DIRECTIONS =>
Word for word, set down the records and skip each picture.

ITEMS =>
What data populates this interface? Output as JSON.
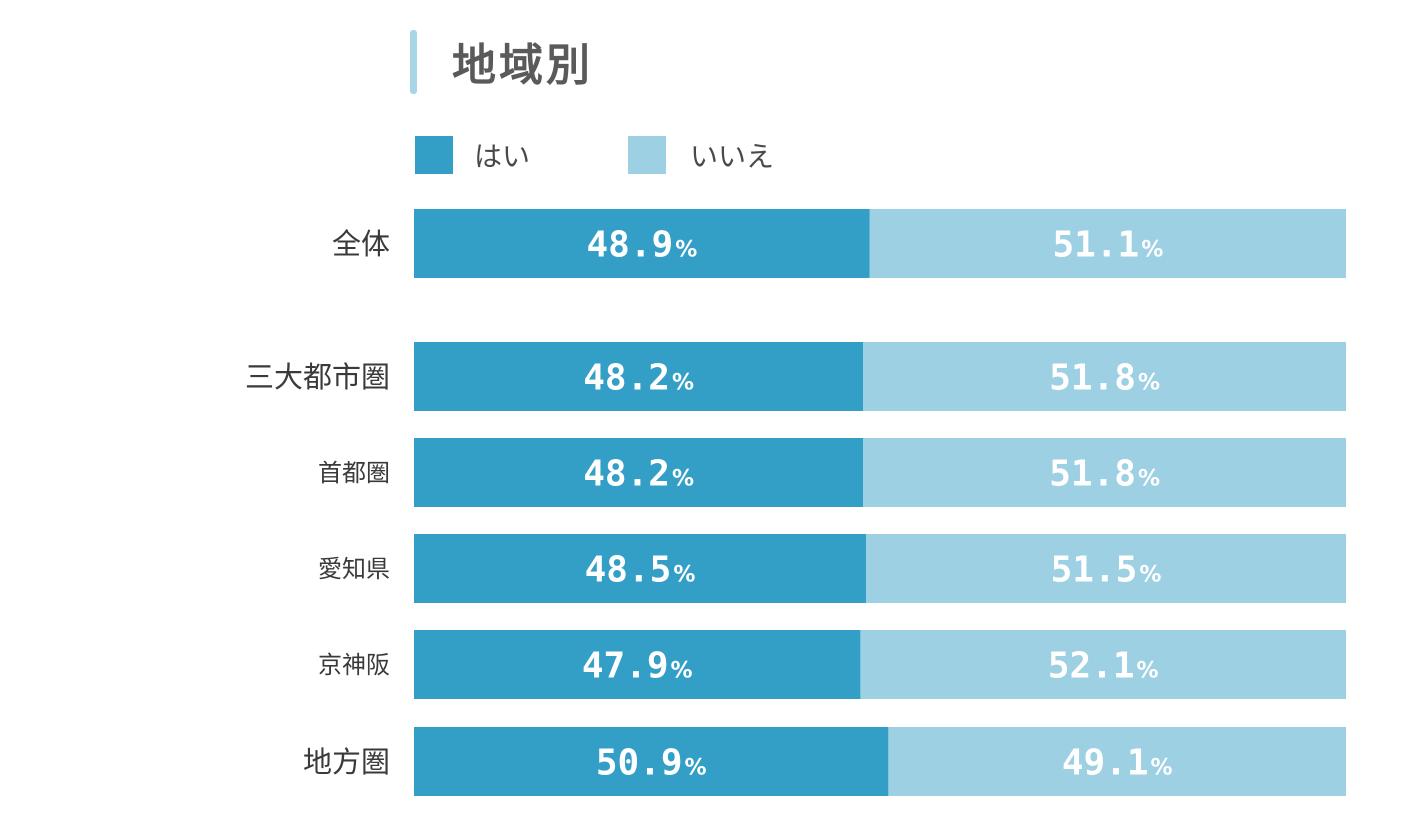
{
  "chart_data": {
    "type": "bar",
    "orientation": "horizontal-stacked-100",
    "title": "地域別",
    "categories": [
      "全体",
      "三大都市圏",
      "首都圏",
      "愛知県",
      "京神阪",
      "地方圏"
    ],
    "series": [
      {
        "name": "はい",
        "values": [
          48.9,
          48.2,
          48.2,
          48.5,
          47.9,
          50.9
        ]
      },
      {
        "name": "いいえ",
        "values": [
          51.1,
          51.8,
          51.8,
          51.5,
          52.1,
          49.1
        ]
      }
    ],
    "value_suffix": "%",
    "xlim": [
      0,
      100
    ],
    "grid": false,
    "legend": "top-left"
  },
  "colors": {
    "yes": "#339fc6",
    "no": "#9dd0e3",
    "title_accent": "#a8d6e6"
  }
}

EXERCISE RESPONSE =>
What data populates this interface? Output as JSON.
{
  "chart_data": {
    "type": "bar",
    "orientation": "horizontal-stacked-100",
    "title": "地域別",
    "categories": [
      "全体",
      "三大都市圏",
      "首都圏",
      "愛知県",
      "京神阪",
      "地方圏"
    ],
    "series": [
      {
        "name": "はい",
        "values": [
          48.9,
          48.2,
          48.2,
          48.5,
          47.9,
          50.9
        ]
      },
      {
        "name": "いいえ",
        "values": [
          51.1,
          51.8,
          51.8,
          51.5,
          52.1,
          49.1
        ]
      }
    ],
    "value_suffix": "%",
    "xlim": [
      0,
      100
    ],
    "grid": false,
    "legend": "top-left"
  },
  "colors": {
    "yes": "#339fc6",
    "no": "#9dd0e3",
    "title_accent": "#a8d6e6"
  }
}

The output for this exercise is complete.